= Stated task =
Your task is to print the material below exactly as presented.

* BEGIN Material provided *

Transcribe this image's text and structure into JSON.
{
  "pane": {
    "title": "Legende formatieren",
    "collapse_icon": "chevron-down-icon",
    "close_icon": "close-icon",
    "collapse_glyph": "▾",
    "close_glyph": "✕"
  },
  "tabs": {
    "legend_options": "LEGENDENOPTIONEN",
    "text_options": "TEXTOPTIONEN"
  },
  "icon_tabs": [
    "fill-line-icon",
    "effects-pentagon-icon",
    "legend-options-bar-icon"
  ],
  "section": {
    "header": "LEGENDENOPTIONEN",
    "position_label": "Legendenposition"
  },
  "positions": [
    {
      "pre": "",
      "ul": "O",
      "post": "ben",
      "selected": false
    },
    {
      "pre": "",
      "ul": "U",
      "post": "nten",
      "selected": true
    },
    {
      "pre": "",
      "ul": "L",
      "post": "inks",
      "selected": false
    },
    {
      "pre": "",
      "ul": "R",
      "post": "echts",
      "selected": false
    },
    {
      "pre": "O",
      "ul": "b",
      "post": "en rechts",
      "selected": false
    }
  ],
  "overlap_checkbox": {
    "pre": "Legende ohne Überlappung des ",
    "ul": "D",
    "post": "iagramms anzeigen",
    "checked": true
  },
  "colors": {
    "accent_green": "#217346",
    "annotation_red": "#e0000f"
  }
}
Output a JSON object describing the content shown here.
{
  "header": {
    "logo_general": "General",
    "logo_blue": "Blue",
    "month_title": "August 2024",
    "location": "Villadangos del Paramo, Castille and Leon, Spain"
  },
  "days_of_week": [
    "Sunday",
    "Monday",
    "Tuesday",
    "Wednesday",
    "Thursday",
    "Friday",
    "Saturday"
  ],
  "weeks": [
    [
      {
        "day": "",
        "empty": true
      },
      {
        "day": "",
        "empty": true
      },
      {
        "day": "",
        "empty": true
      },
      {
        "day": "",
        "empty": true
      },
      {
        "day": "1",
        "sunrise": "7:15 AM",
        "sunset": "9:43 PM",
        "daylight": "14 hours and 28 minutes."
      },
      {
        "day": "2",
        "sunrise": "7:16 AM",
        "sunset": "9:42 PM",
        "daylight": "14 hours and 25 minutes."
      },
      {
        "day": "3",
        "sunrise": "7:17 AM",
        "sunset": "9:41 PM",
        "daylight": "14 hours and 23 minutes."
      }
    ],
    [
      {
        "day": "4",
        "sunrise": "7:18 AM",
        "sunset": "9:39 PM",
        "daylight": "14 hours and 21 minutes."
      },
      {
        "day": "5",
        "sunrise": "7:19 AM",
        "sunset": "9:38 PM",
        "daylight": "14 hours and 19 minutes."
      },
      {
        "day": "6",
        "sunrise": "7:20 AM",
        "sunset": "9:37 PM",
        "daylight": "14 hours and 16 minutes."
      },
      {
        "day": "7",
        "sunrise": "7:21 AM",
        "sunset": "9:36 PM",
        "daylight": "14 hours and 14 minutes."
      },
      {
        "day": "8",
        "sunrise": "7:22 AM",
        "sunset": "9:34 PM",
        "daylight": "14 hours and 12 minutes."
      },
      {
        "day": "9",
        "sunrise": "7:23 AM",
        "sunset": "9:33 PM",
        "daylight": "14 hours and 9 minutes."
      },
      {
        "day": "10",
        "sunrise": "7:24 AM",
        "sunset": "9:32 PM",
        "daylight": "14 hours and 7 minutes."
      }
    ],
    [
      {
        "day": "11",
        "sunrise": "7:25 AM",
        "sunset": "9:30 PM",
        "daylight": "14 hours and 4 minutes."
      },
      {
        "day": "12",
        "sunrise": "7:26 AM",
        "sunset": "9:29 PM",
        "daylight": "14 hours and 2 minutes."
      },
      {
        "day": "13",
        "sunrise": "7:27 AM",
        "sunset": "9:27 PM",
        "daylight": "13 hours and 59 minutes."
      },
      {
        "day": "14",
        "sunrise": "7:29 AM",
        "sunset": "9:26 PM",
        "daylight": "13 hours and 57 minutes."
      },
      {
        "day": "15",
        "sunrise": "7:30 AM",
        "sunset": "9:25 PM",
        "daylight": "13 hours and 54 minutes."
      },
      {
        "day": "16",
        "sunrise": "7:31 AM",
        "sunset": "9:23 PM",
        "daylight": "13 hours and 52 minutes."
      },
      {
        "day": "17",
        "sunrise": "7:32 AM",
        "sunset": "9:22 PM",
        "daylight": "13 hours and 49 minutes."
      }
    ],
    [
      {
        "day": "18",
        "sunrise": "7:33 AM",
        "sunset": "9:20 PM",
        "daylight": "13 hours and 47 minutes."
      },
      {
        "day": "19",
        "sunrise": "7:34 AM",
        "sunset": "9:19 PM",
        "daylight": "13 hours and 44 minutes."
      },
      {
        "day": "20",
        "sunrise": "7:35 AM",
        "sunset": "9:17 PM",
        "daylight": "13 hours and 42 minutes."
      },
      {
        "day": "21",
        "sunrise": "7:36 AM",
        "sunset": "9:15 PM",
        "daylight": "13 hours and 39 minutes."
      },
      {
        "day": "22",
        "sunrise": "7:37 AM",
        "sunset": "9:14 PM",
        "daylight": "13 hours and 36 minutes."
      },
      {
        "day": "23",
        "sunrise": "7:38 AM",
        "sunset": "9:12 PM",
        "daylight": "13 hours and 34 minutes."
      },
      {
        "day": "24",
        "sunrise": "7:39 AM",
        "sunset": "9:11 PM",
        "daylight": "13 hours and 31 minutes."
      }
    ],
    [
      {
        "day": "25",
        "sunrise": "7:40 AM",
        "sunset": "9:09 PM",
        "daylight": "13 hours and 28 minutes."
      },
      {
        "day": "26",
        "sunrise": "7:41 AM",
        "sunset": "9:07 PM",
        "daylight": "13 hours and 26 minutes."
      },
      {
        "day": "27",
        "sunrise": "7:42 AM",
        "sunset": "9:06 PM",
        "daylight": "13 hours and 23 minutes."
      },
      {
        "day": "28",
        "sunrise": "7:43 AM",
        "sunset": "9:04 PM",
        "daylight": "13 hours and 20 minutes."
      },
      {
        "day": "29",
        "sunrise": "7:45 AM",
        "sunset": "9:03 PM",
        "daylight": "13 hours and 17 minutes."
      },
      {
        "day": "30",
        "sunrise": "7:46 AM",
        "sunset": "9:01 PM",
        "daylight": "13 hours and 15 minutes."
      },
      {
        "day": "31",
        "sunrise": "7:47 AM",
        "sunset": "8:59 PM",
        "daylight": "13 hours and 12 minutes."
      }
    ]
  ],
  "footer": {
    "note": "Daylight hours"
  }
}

* END Material provided *

= Answer for the task =
Transcribe this image's text and structure into JSON.
{
  "pane": {
    "title": "Legende formatieren",
    "collapse_icon": "chevron-down-icon",
    "close_icon": "close-icon",
    "collapse_glyph": "▾",
    "close_glyph": "✕"
  },
  "tabs": {
    "legend_options": "LEGENDENOPTIONEN",
    "text_options": "TEXTOPTIONEN"
  },
  "icon_tabs": [
    "fill-line-icon",
    "effects-pentagon-icon",
    "legend-options-bar-icon"
  ],
  "section": {
    "header": "LEGENDENOPTIONEN",
    "position_label": "Legendenposition"
  },
  "positions": [
    {
      "pre": "",
      "ul": "O",
      "post": "ben",
      "selected": false
    },
    {
      "pre": "",
      "ul": "U",
      "post": "nten",
      "selected": true
    },
    {
      "pre": "",
      "ul": "L",
      "post": "inks",
      "selected": false
    },
    {
      "pre": "",
      "ul": "R",
      "post": "echts",
      "selected": false
    },
    {
      "pre": "O",
      "ul": "b",
      "post": "en rechts",
      "selected": false
    }
  ],
  "overlap_checkbox": {
    "pre": "Legende ohne Überlappung des ",
    "ul": "D",
    "post": "iagramms anzeigen",
    "checked": true
  },
  "colors": {
    "accent_green": "#217346",
    "annotation_red": "#e0000f"
  }
}
Output a JSON object describing the content shown here.
{
  "header": {
    "logo_general": "General",
    "logo_blue": "Blue",
    "month_title": "August 2024",
    "location": "Villadangos del Paramo, Castille and Leon, Spain"
  },
  "days_of_week": [
    "Sunday",
    "Monday",
    "Tuesday",
    "Wednesday",
    "Thursday",
    "Friday",
    "Saturday"
  ],
  "weeks": [
    [
      {
        "day": "",
        "empty": true
      },
      {
        "day": "",
        "empty": true
      },
      {
        "day": "",
        "empty": true
      },
      {
        "day": "",
        "empty": true
      },
      {
        "day": "1",
        "sunrise": "7:15 AM",
        "sunset": "9:43 PM",
        "daylight": "14 hours and 28 minutes."
      },
      {
        "day": "2",
        "sunrise": "7:16 AM",
        "sunset": "9:42 PM",
        "daylight": "14 hours and 25 minutes."
      },
      {
        "day": "3",
        "sunrise": "7:17 AM",
        "sunset": "9:41 PM",
        "daylight": "14 hours and 23 minutes."
      }
    ],
    [
      {
        "day": "4",
        "sunrise": "7:18 AM",
        "sunset": "9:39 PM",
        "daylight": "14 hours and 21 minutes."
      },
      {
        "day": "5",
        "sunrise": "7:19 AM",
        "sunset": "9:38 PM",
        "daylight": "14 hours and 19 minutes."
      },
      {
        "day": "6",
        "sunrise": "7:20 AM",
        "sunset": "9:37 PM",
        "daylight": "14 hours and 16 minutes."
      },
      {
        "day": "7",
        "sunrise": "7:21 AM",
        "sunset": "9:36 PM",
        "daylight": "14 hours and 14 minutes."
      },
      {
        "day": "8",
        "sunrise": "7:22 AM",
        "sunset": "9:34 PM",
        "daylight": "14 hours and 12 minutes."
      },
      {
        "day": "9",
        "sunrise": "7:23 AM",
        "sunset": "9:33 PM",
        "daylight": "14 hours and 9 minutes."
      },
      {
        "day": "10",
        "sunrise": "7:24 AM",
        "sunset": "9:32 PM",
        "daylight": "14 hours and 7 minutes."
      }
    ],
    [
      {
        "day": "11",
        "sunrise": "7:25 AM",
        "sunset": "9:30 PM",
        "daylight": "14 hours and 4 minutes."
      },
      {
        "day": "12",
        "sunrise": "7:26 AM",
        "sunset": "9:29 PM",
        "daylight": "14 hours and 2 minutes."
      },
      {
        "day": "13",
        "sunrise": "7:27 AM",
        "sunset": "9:27 PM",
        "daylight": "13 hours and 59 minutes."
      },
      {
        "day": "14",
        "sunrise": "7:29 AM",
        "sunset": "9:26 PM",
        "daylight": "13 hours and 57 minutes."
      },
      {
        "day": "15",
        "sunrise": "7:30 AM",
        "sunset": "9:25 PM",
        "daylight": "13 hours and 54 minutes."
      },
      {
        "day": "16",
        "sunrise": "7:31 AM",
        "sunset": "9:23 PM",
        "daylight": "13 hours and 52 minutes."
      },
      {
        "day": "17",
        "sunrise": "7:32 AM",
        "sunset": "9:22 PM",
        "daylight": "13 hours and 49 minutes."
      }
    ],
    [
      {
        "day": "18",
        "sunrise": "7:33 AM",
        "sunset": "9:20 PM",
        "daylight": "13 hours and 47 minutes."
      },
      {
        "day": "19",
        "sunrise": "7:34 AM",
        "sunset": "9:19 PM",
        "daylight": "13 hours and 44 minutes."
      },
      {
        "day": "20",
        "sunrise": "7:35 AM",
        "sunset": "9:17 PM",
        "daylight": "13 hours and 42 minutes."
      },
      {
        "day": "21",
        "sunrise": "7:36 AM",
        "sunset": "9:15 PM",
        "daylight": "13 hours and 39 minutes."
      },
      {
        "day": "22",
        "sunrise": "7:37 AM",
        "sunset": "9:14 PM",
        "daylight": "13 hours and 36 minutes."
      },
      {
        "day": "23",
        "sunrise": "7:38 AM",
        "sunset": "9:12 PM",
        "daylight": "13 hours and 34 minutes."
      },
      {
        "day": "24",
        "sunrise": "7:39 AM",
        "sunset": "9:11 PM",
        "daylight": "13 hours and 31 minutes."
      }
    ],
    [
      {
        "day": "25",
        "sunrise": "7:40 AM",
        "sunset": "9:09 PM",
        "daylight": "13 hours and 28 minutes."
      },
      {
        "day": "26",
        "sunrise": "7:41 AM",
        "sunset": "9:07 PM",
        "daylight": "13 hours and 26 minutes."
      },
      {
        "day": "27",
        "sunrise": "7:42 AM",
        "sunset": "9:06 PM",
        "daylight": "13 hours and 23 minutes."
      },
      {
        "day": "28",
        "sunrise": "7:43 AM",
        "sunset": "9:04 PM",
        "daylight": "13 hours and 20 minutes."
      },
      {
        "day": "29",
        "sunrise": "7:45 AM",
        "sunset": "9:03 PM",
        "daylight": "13 hours and 17 minutes."
      },
      {
        "day": "30",
        "sunrise": "7:46 AM",
        "sunset": "9:01 PM",
        "daylight": "13 hours and 15 minutes."
      },
      {
        "day": "31",
        "sunrise": "7:47 AM",
        "sunset": "8:59 PM",
        "daylight": "13 hours and 12 minutes."
      }
    ]
  ],
  "footer": {
    "note": "Daylight hours"
  }
}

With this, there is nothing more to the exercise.